**SET TASK:** Show all lines that include the string "CORDOR"; copy each one.

**ITEMS:**
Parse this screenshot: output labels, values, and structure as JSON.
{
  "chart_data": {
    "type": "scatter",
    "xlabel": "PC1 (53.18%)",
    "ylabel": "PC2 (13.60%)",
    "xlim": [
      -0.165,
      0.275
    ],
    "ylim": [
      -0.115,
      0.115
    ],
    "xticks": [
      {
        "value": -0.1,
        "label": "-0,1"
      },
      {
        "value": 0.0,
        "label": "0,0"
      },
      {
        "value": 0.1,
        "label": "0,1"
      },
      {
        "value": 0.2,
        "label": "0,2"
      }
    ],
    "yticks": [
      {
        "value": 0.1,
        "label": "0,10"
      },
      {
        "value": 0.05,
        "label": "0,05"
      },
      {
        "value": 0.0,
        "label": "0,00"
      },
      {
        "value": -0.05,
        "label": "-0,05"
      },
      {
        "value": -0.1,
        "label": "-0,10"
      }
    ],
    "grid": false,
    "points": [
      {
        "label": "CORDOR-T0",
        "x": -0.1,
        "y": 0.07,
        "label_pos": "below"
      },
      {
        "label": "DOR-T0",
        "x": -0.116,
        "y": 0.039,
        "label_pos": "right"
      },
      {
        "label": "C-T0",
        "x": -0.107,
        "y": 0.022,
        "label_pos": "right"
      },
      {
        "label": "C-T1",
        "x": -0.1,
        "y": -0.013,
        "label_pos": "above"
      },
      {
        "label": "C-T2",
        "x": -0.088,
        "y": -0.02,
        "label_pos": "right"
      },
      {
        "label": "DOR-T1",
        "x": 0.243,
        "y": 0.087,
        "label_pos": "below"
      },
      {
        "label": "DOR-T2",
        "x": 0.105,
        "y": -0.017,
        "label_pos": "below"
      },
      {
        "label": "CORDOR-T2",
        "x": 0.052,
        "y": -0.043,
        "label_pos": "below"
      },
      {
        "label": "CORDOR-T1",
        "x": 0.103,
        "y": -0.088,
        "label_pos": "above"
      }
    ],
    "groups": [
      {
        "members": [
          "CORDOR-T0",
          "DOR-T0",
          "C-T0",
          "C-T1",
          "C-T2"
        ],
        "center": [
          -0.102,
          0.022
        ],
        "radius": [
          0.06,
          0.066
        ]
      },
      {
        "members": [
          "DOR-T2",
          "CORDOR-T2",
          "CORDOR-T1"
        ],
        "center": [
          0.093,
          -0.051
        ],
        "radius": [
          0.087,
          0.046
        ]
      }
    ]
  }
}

**TASK RESPONSE:**
        "label": "CORDOR-T0",
        "label": "CORDOR-T2",
        "label": "CORDOR-T1",
          "CORDOR-T0",
          "CORDOR-T2",
          "CORDOR-T1"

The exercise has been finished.